## THE TASK
Search the material below for the word "соответствии". Copy every line that has it.

## MATERIAL FOR THIS TASK
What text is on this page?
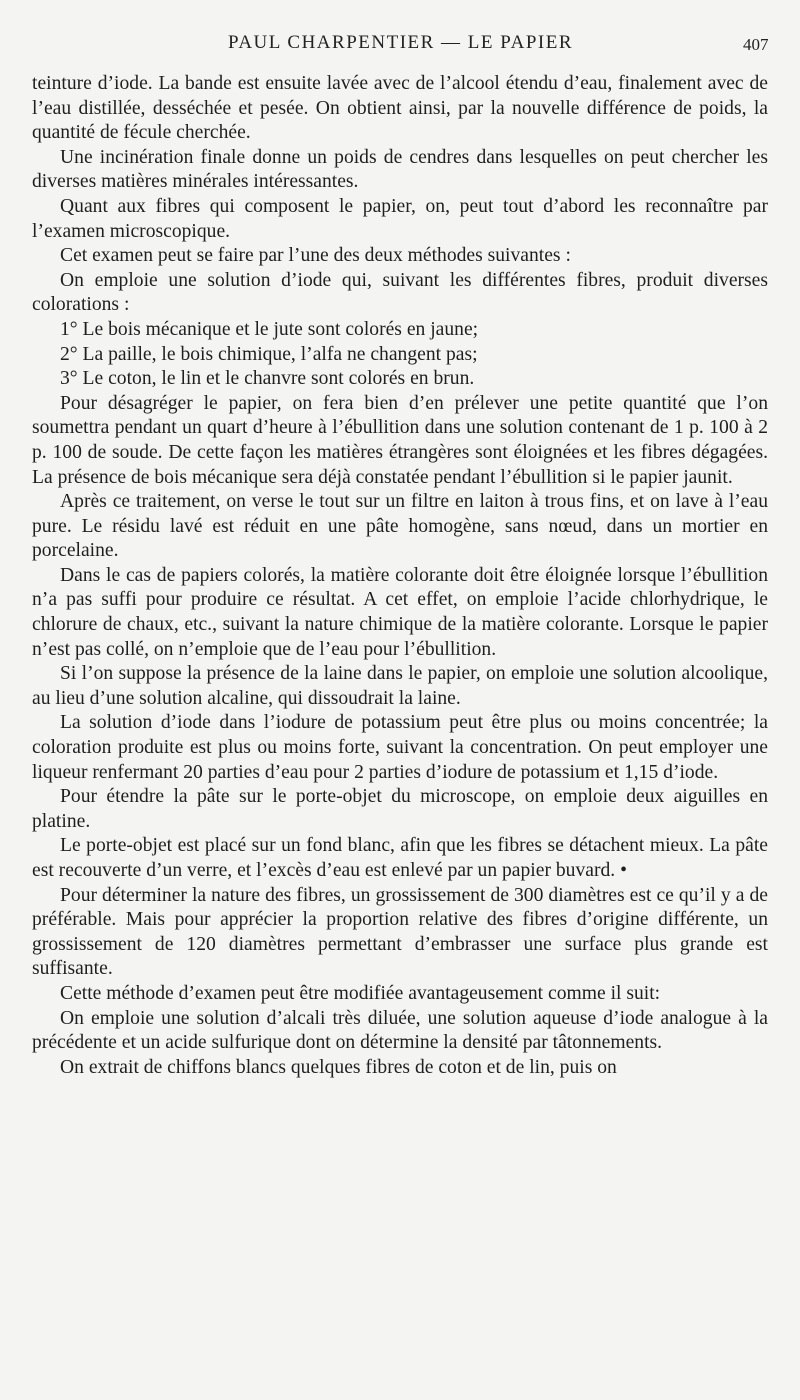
PAUL CHARPENTIER — LE PAPIER	407

teinture d’iode. La bande est ensuite lavée avec de l’alcool étendu d’eau, finalement avec de l’eau distillée, desséchée et pesée. On obtient ainsi, par la nouvelle différence de poids, la quantité de fécule cherchée.

Une incinération finale donne un poids de cendres dans lesquelles on peut chercher les diverses matières minérales intéressantes.

Quant aux fibres qui composent le papier, on, peut tout d’abord les reconnaître par l’examen microscopique.

Cet examen peut se faire par l’une des deux méthodes suivantes :

On emploie une solution d’iode qui, suivant les différentes fibres, produit diverses colorations :

1° Le bois mécanique et le jute sont colorés en jaune;

2° La paille, le bois chimique, l’alfa ne changent pas;

3° Le coton, le lin et le chanvre sont colorés en brun.

Pour désagréger le papier, on fera bien d’en prélever une petite quantité que l’on soumettra pendant un quart d’heure à l’ébullition dans une solution contenant de 1 p. 100 à 2 p. 100 de soude. De cette façon les matières étrangères sont éloignées et les fibres dégagées. La présence de bois mécanique sera déjà constatée pendant l’ébullition si le papier jaunit.

Après ce traitement, on verse le tout sur un filtre en laiton à trous fins, et on lave à l’eau pure. Le résidu lavé est réduit en une pâte homogène, sans nœud, dans un mortier en porcelaine.

Dans le cas de papiers colorés, la matière colorante doit être éloignée lorsque l’ébullition n’a pas suffi pour produire ce résultat. A cet effet, on emploie l’acide chlorhydrique, le chlorure de chaux, etc., suivant la nature chimique de la matière colorante. Lorsque le papier n’est pas collé, on n’emploie que de l’eau pour l’ébullition.

Si l’on suppose la présence de la laine dans le papier, on emploie une solution alcoolique, au lieu d’une solution alcaline, qui dissoudrait la laine.

La solution d’iode dans l’iodure de potassium peut être plus ou moins concentrée; la coloration produite est plus ou moins forte, suivant la concentration. On peut employer une liqueur renfermant 20 parties d’eau pour 2 parties d’iodure de potassium et 1,15 d’iode.

Pour étendre la pâte sur le porte-objet du microscope, on emploie deux aiguilles en platine.

Le porte-objet est placé sur un fond blanc, afin que les fibres se détachent mieux. La pâte est recouverte d’un verre, et l’excès d’eau est enlevé par un papier buvard. •

Pour déterminer la nature des fibres, un grossissement de 300 diamètres est ce qu’il y a de préférable. Mais pour apprécier la proportion relative des fibres d’origine différente, un grossissement de 120 diamètres permettant d’embrasser une surface plus grande est suffisante.

Cette méthode d’examen peut être modifiée avantageusement comme il suit:

On emploie une solution d’alcali très diluée, une solution aqueuse d’iode analogue à la précédente et un acide sulfurique dont on détermine la densité par tâtonnements.

On extrait de chiffons blancs quelques fibres de coton et de lin, puis on
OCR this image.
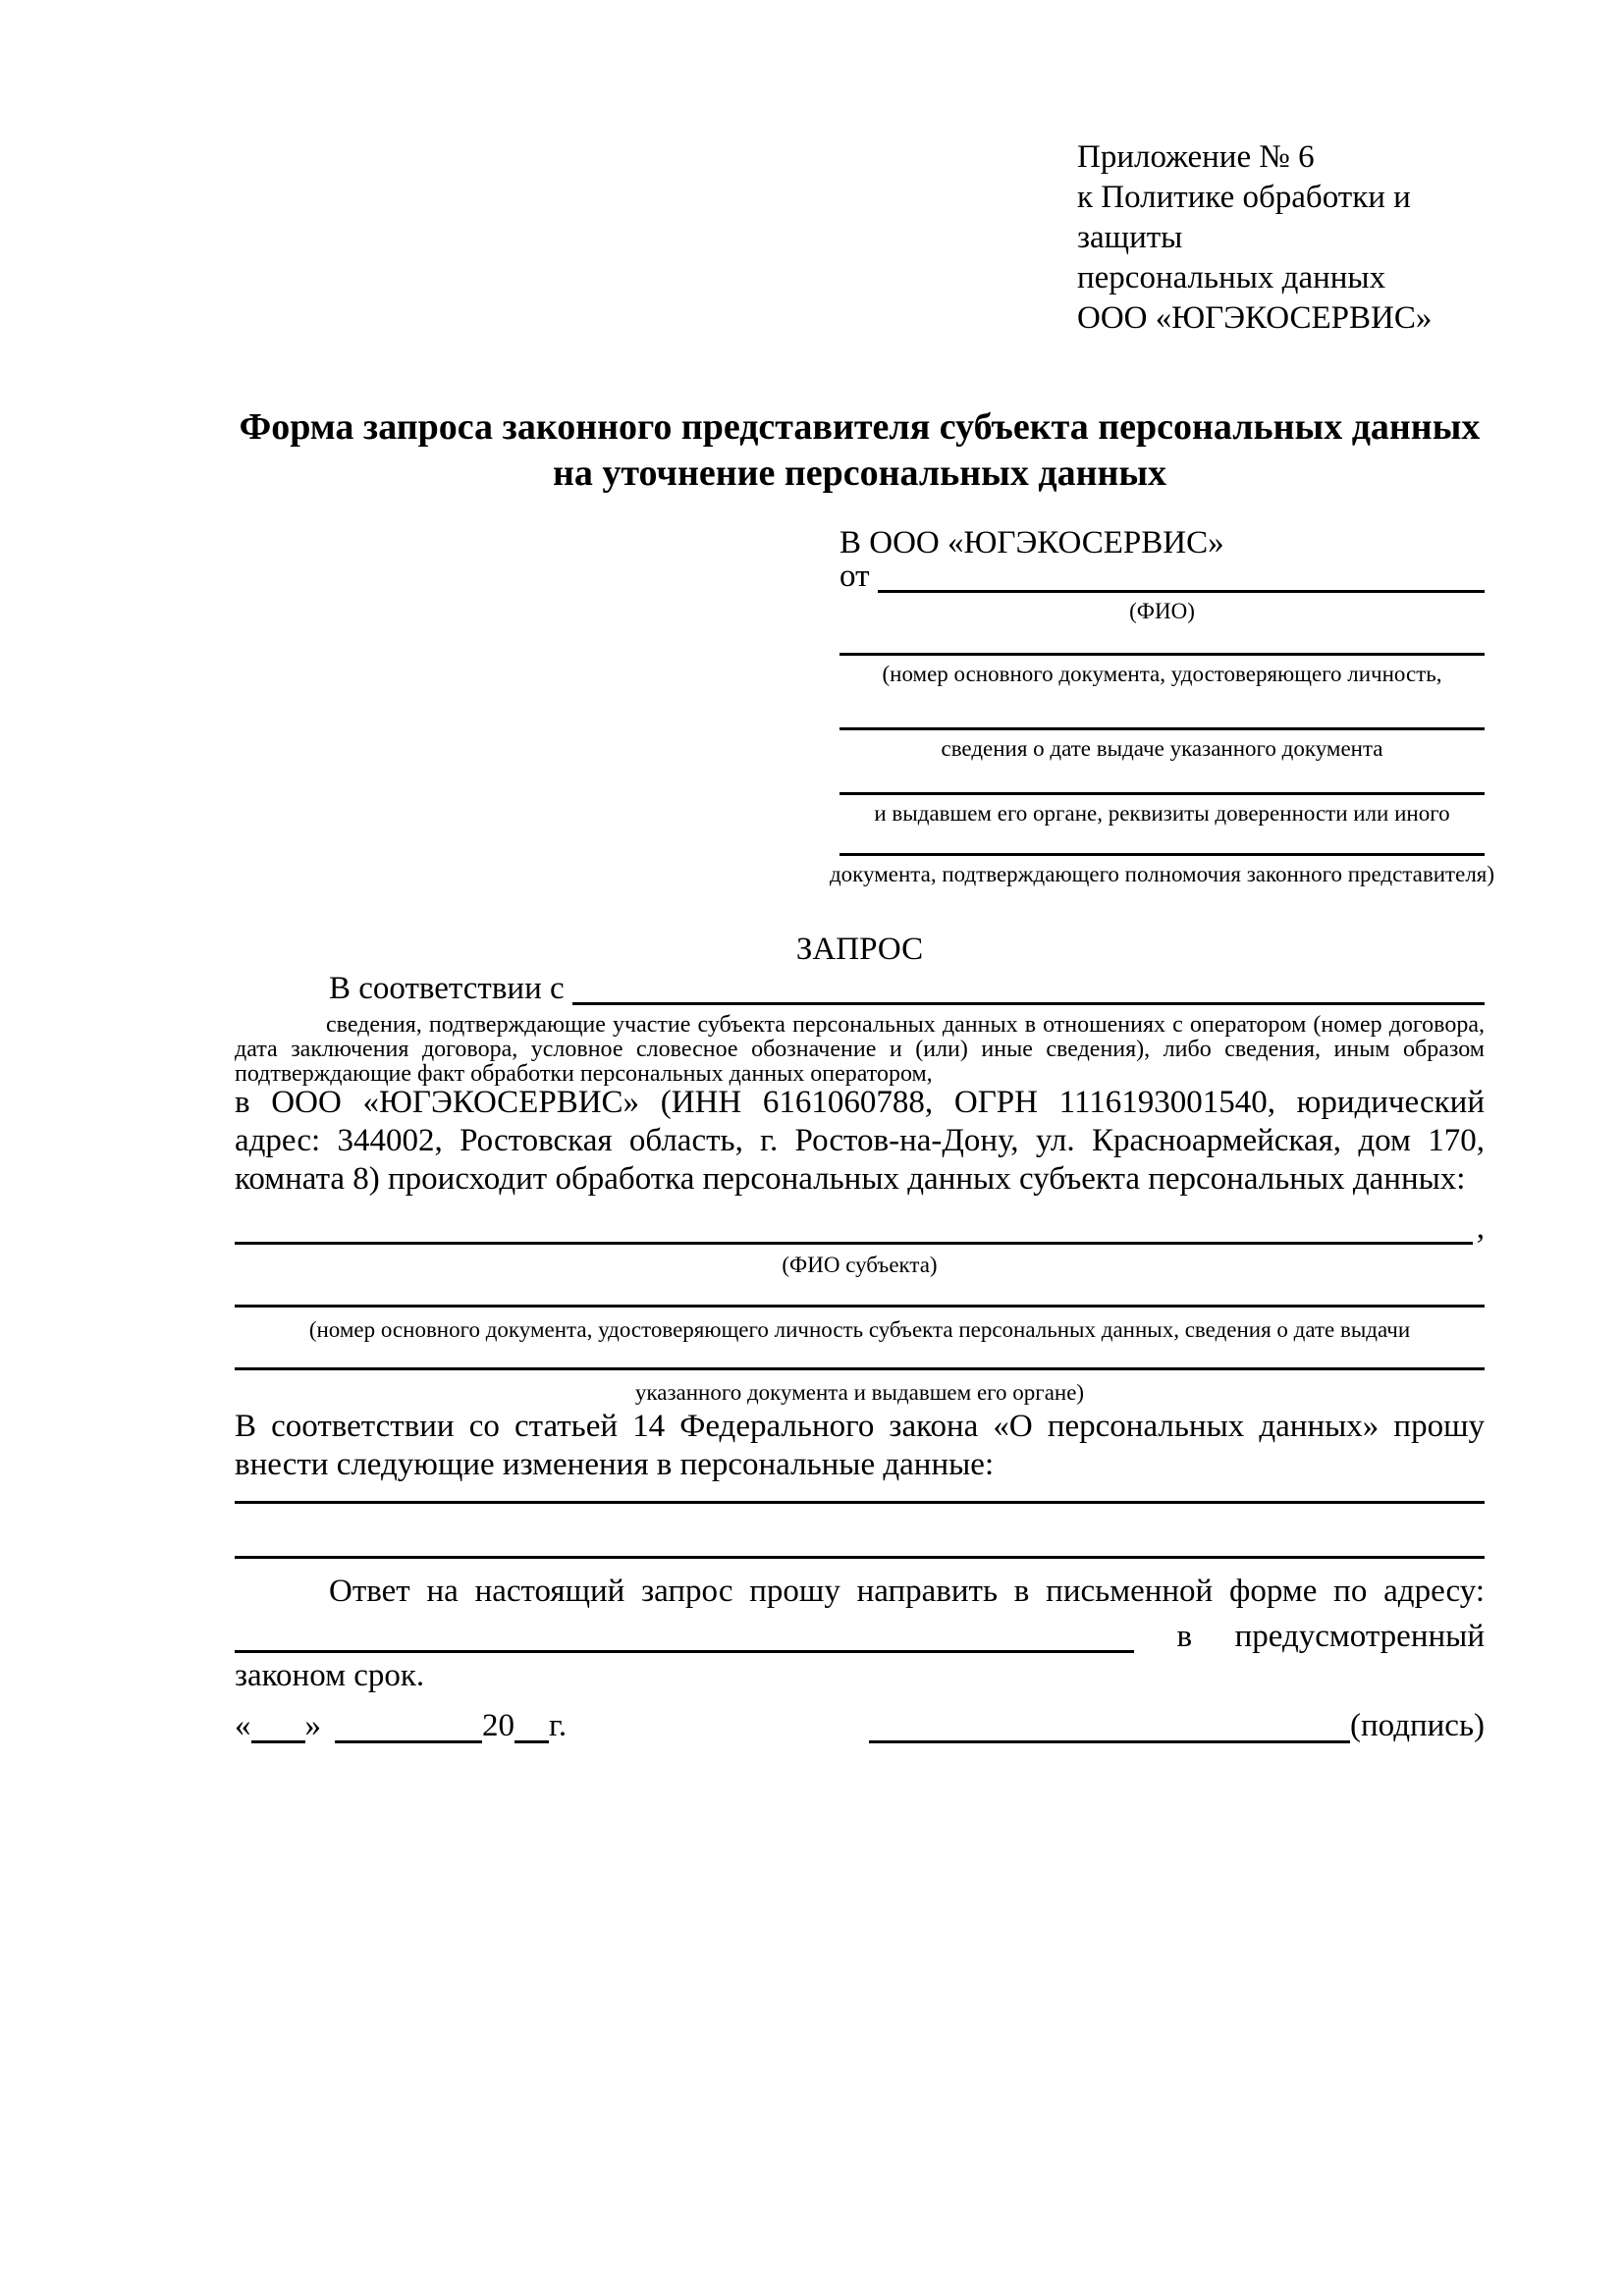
Приложение № 6
к Политике обработки и защиты
персональных данных
ООО «ЮГЭКОСЕРВИС»
Форма запроса законного представителя субъекта персональных данных на уточнение персональных данных
В ООО «ЮГЭКОСЕРВИС»
от
(ФИО)
(номер основного документа, удостоверяющего личность,
сведения о дате выдаче указанного документа
и выдавшем его органе, реквизиты доверенности или иного
документа, подтверждающего полномочия законного представителя)
ЗАПРОС
В соответствии с
сведения, подтверждающие участие субъекта персональных данных в отношениях с оператором (номер договора, дата заключения договора, условное словесное обозначение и (или) иные сведения), либо сведения, иным образом подтверждающие факт обработки персональных данных оператором,
в ООО «ЮГЭКОСЕРВИС» (ИНН 6161060788, ОГРН 1116193001540, юридический адрес: 344002, Ростовская область, г. Ростов-на-Дону, ул. Красноармейская, дом 170, комната 8) происходит обработка персональных данных субъекта персональных данных:
,
(ФИО субъекта)
(номер основного документа, удостоверяющего личность субъекта персональных данных, сведения о дате выдачи
указанного документа и выдавшем его органе)
В соответствии со статьей 14 Федерального закона «О персональных данных» прошу внести следующие изменения в персональные данные:
Ответ на настоящий запрос прошу направить в письменной форме по адресу:
в предусмотренный
законом срок.
« »	20 г.	(подпись)
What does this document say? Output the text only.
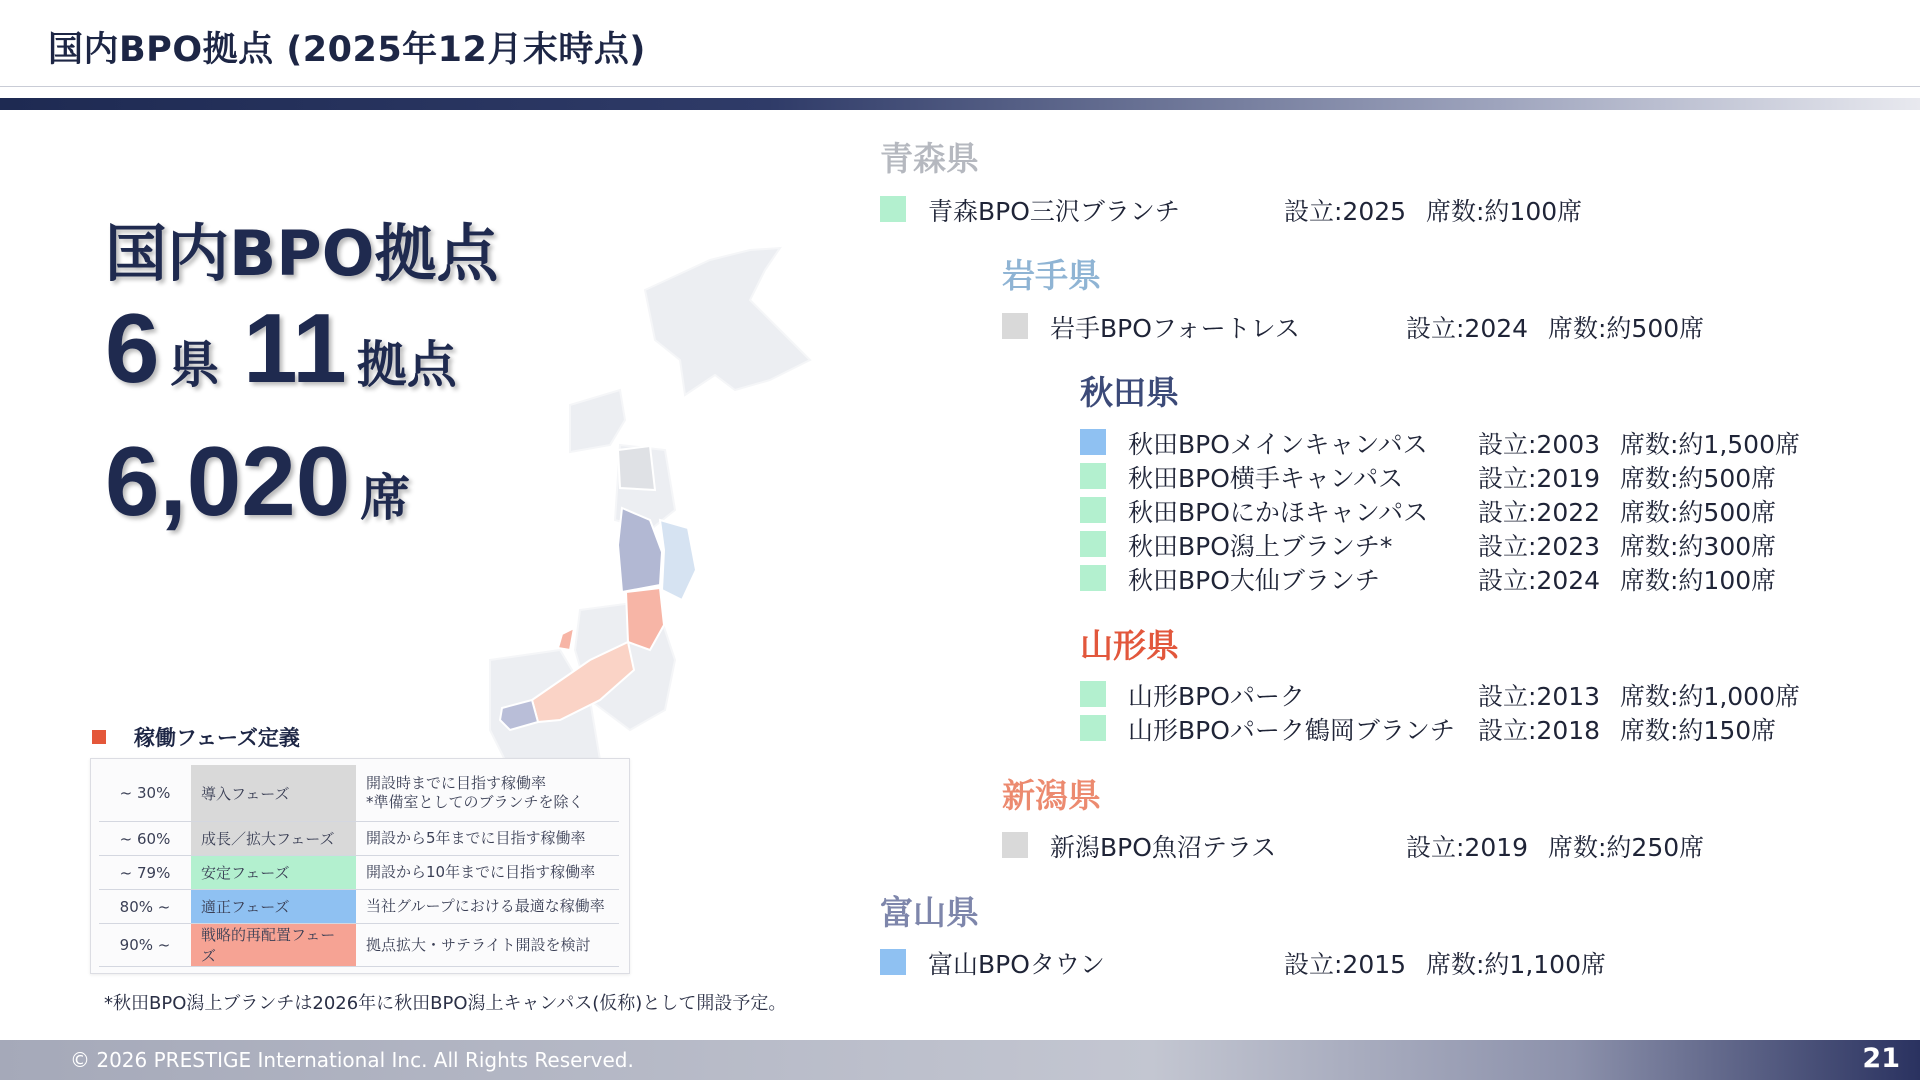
国内BPO拠点 (2025年12月末時点)
国内BPO拠点
6 県 11 拠点
6,020 席
青森県
青森BPO三沢ブランチ	設立:2025 席数:約100席
岩手県
岩手BPOフォートレス	設立:2024 席数:約500席
秋田県
秋田BPOメインキャンパス 設立:2003 席数:約1,500席
秋田BPO横手キャンパス	設立:2019 席数:約500席
秋田BPOにかほキャンパス 設立:2022 席数:約500席
秋田BPO潟上ブランチ*	設立:2023 席数:約300席
秋田BPO大仙ブランチ	設立:2024 席数:約100席
山形県
山形BPOパーク	設立:2013 席数:約1,000席
山形BPOパーク鶴岡ブランチ 設立:2018 席数:約150席
新潟県
新潟BPO魚沼テラス	設立:2019 席数:約250席
富山県
富山BPOタウン	設立:2015 席数:約1,100席
稼働フェーズ定義
~ 30%	導入フェーズ	開設時までに目指す稼働率
*準備室としてのブランチを除く

~ 60%	成長／拡大フェーズ	開設から5年までに目指す稼働率
~ 79%	安定フェーズ	開設から10年までに目指す稼働率
80% ~	適正フェーズ	当社グループにおける最適な稼働率
90% ~	戦略的再配置フェーズ	拠点拡大・サテライト開設を検討
*秋田BPO潟上ブランチは2026年に秋田BPO潟上キャンパス(仮称)として開設予定。
© 2026 PRESTIGE International Inc. All Rights Reserved.	21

## FINAL RESULT
В соответствии с
В соответствии со статьей 14 Федерального закона «О персональных данных» прошу внести следующие изменения в персональные данные:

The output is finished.